Dataset records:
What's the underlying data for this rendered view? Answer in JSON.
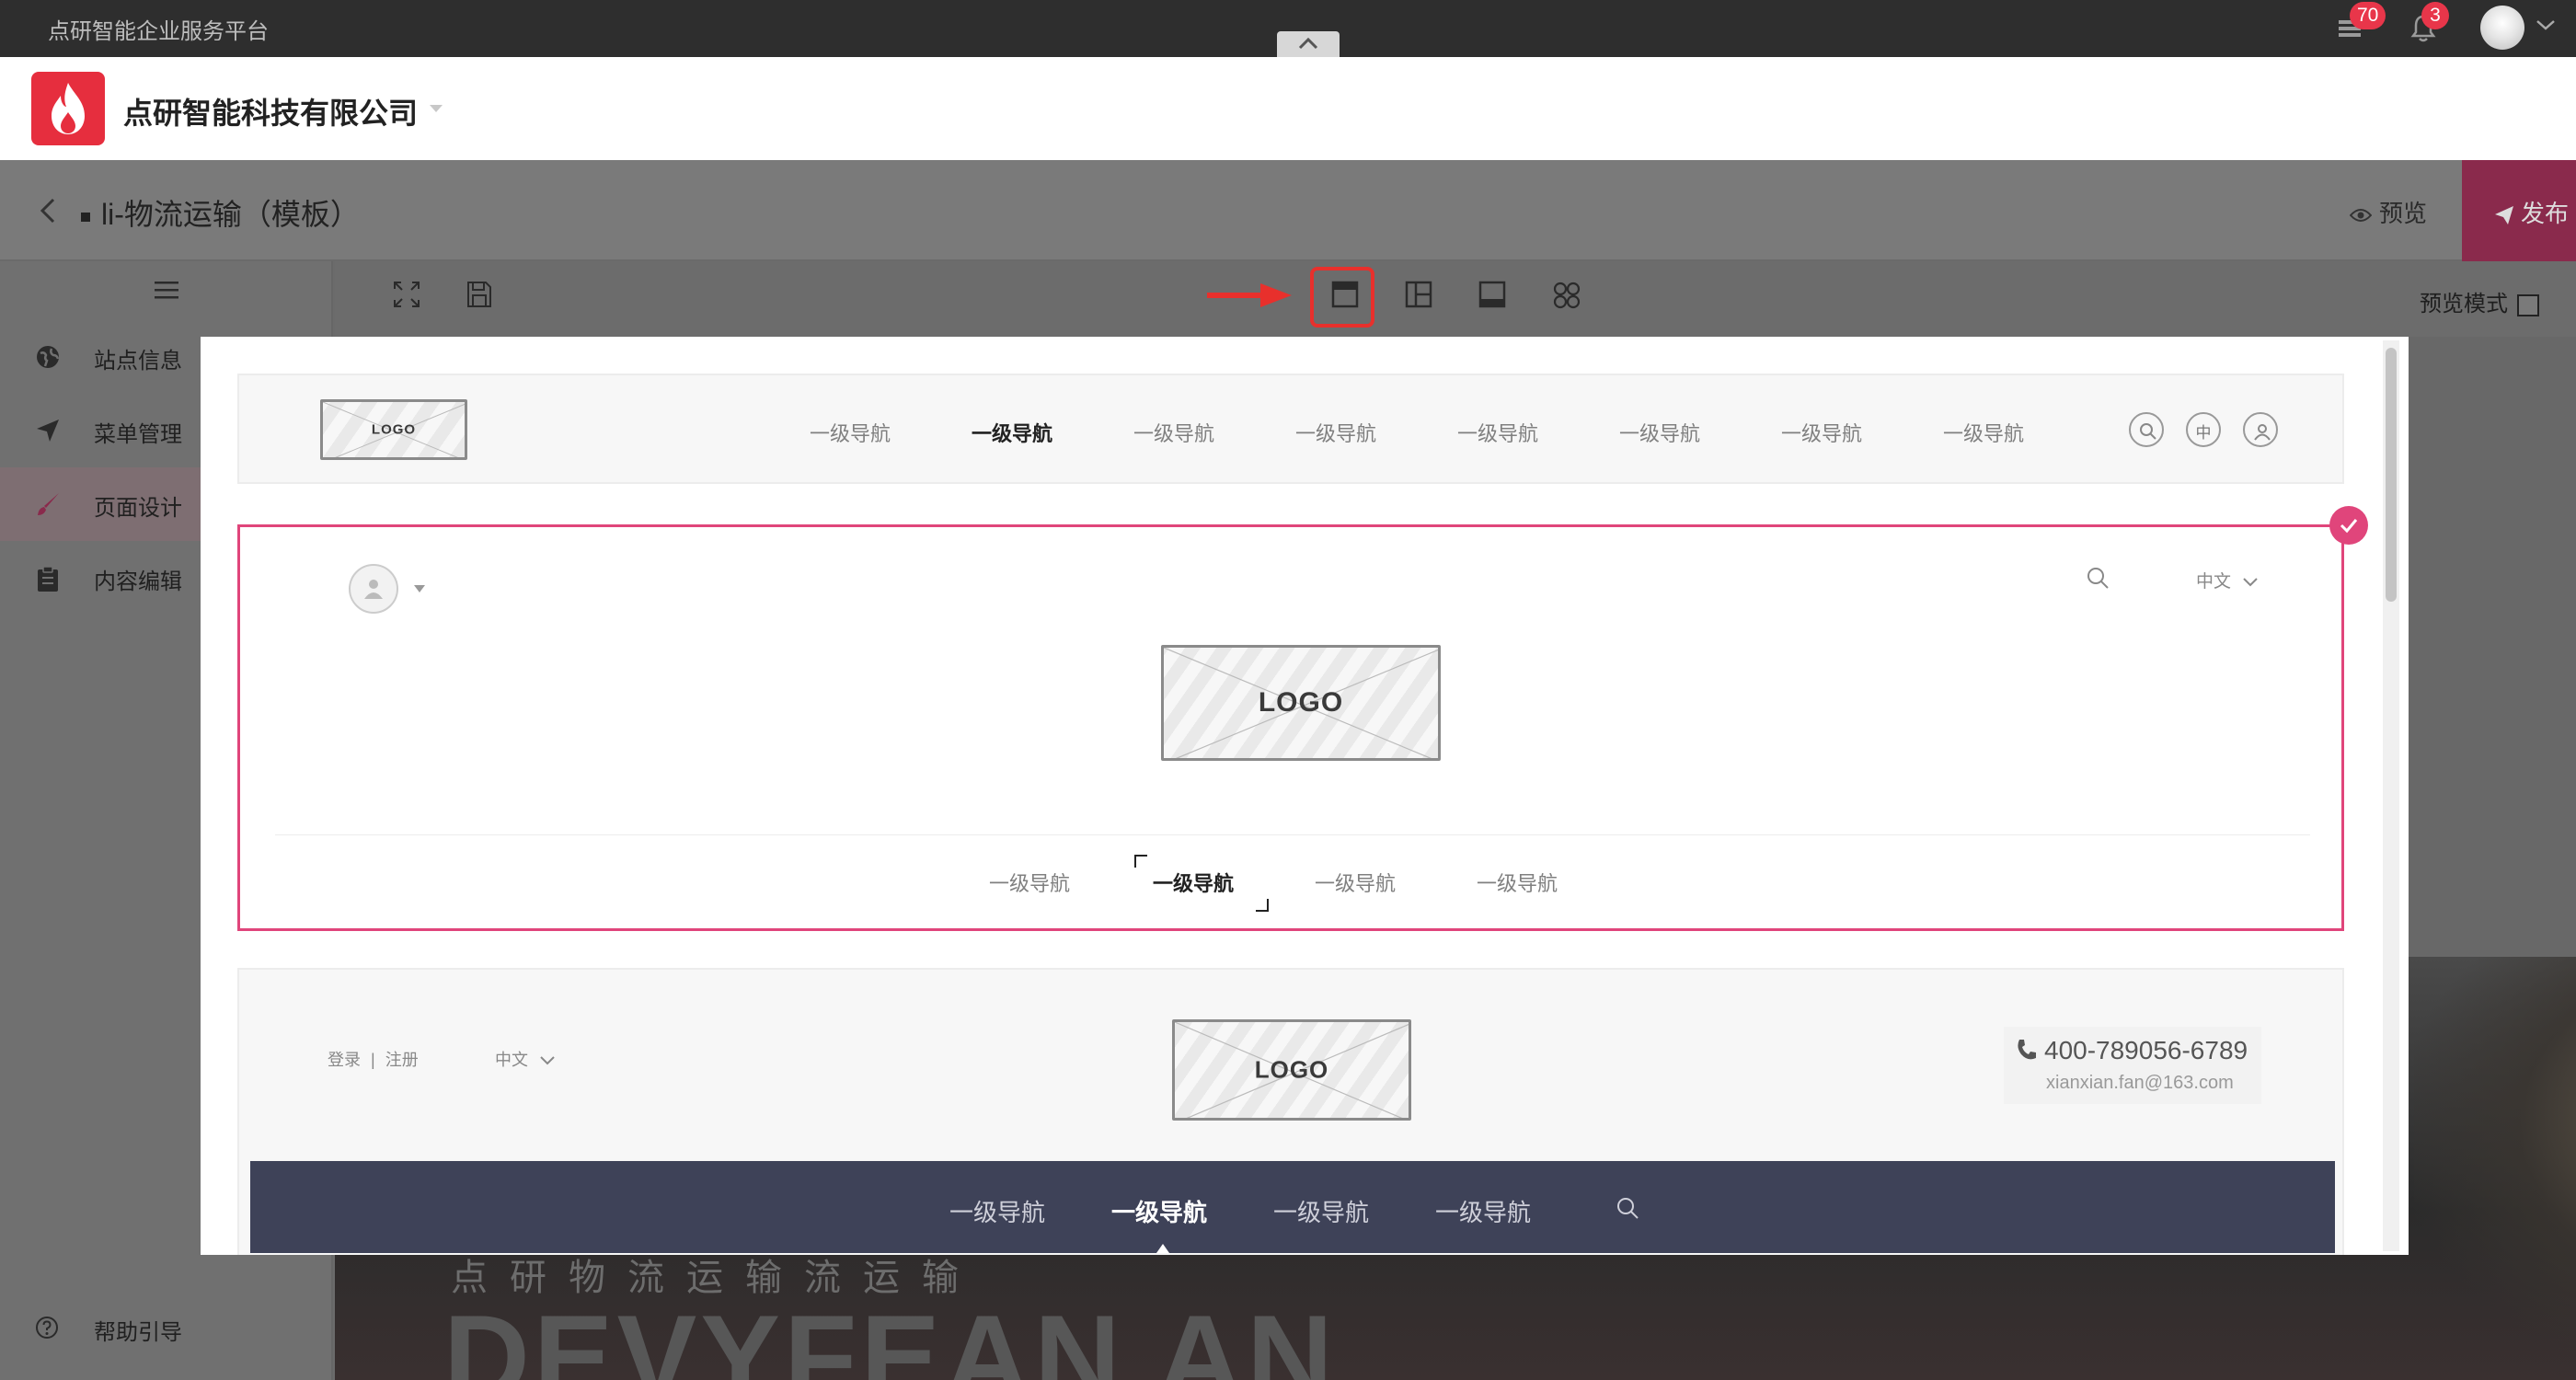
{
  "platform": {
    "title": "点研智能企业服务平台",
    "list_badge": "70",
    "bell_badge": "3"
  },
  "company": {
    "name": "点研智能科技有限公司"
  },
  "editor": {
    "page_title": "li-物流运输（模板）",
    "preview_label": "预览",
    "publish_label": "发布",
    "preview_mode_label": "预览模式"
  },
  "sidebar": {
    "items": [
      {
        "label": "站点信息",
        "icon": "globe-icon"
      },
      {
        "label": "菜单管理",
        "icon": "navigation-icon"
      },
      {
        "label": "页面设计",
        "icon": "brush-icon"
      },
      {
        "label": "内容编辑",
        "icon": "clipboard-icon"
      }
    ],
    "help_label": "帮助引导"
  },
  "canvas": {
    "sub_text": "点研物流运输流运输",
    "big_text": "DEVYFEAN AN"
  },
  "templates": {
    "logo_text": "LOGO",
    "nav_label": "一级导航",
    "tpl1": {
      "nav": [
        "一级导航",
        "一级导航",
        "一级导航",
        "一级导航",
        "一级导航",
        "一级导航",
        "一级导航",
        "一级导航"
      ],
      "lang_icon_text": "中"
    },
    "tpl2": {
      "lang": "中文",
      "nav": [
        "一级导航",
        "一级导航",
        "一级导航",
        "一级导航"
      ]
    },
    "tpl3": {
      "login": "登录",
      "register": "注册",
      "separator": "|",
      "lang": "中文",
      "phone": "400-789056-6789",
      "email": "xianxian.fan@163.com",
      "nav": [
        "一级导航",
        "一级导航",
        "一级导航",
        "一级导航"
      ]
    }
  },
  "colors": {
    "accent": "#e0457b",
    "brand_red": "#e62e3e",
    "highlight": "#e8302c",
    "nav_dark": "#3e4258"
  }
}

What is being asked: Copy all the entries word for word. Omit any pictures.

Full answer:
What's the underlying data for this rendered view? Answer in JSON.
{
  "platform": {
    "title": "点研智能企业服务平台",
    "list_badge": "70",
    "bell_badge": "3"
  },
  "company": {
    "name": "点研智能科技有限公司"
  },
  "editor": {
    "page_title": "li-物流运输（模板）",
    "preview_label": "预览",
    "publish_label": "发布",
    "preview_mode_label": "预览模式"
  },
  "sidebar": {
    "items": [
      {
        "label": "站点信息",
        "icon": "globe-icon"
      },
      {
        "label": "菜单管理",
        "icon": "navigation-icon"
      },
      {
        "label": "页面设计",
        "icon": "brush-icon"
      },
      {
        "label": "内容编辑",
        "icon": "clipboard-icon"
      }
    ],
    "help_label": "帮助引导"
  },
  "canvas": {
    "sub_text": "点研物流运输流运输",
    "big_text": "DEVYFEAN AN"
  },
  "templates": {
    "logo_text": "LOGO",
    "nav_label": "一级导航",
    "tpl1": {
      "nav": [
        "一级导航",
        "一级导航",
        "一级导航",
        "一级导航",
        "一级导航",
        "一级导航",
        "一级导航",
        "一级导航"
      ],
      "lang_icon_text": "中"
    },
    "tpl2": {
      "lang": "中文",
      "nav": [
        "一级导航",
        "一级导航",
        "一级导航",
        "一级导航"
      ]
    },
    "tpl3": {
      "login": "登录",
      "register": "注册",
      "separator": "|",
      "lang": "中文",
      "phone": "400-789056-6789",
      "email": "xianxian.fan@163.com",
      "nav": [
        "一级导航",
        "一级导航",
        "一级导航",
        "一级导航"
      ]
    }
  },
  "colors": {
    "accent": "#e0457b",
    "brand_red": "#e62e3e",
    "highlight": "#e8302c",
    "nav_dark": "#3e4258"
  }
}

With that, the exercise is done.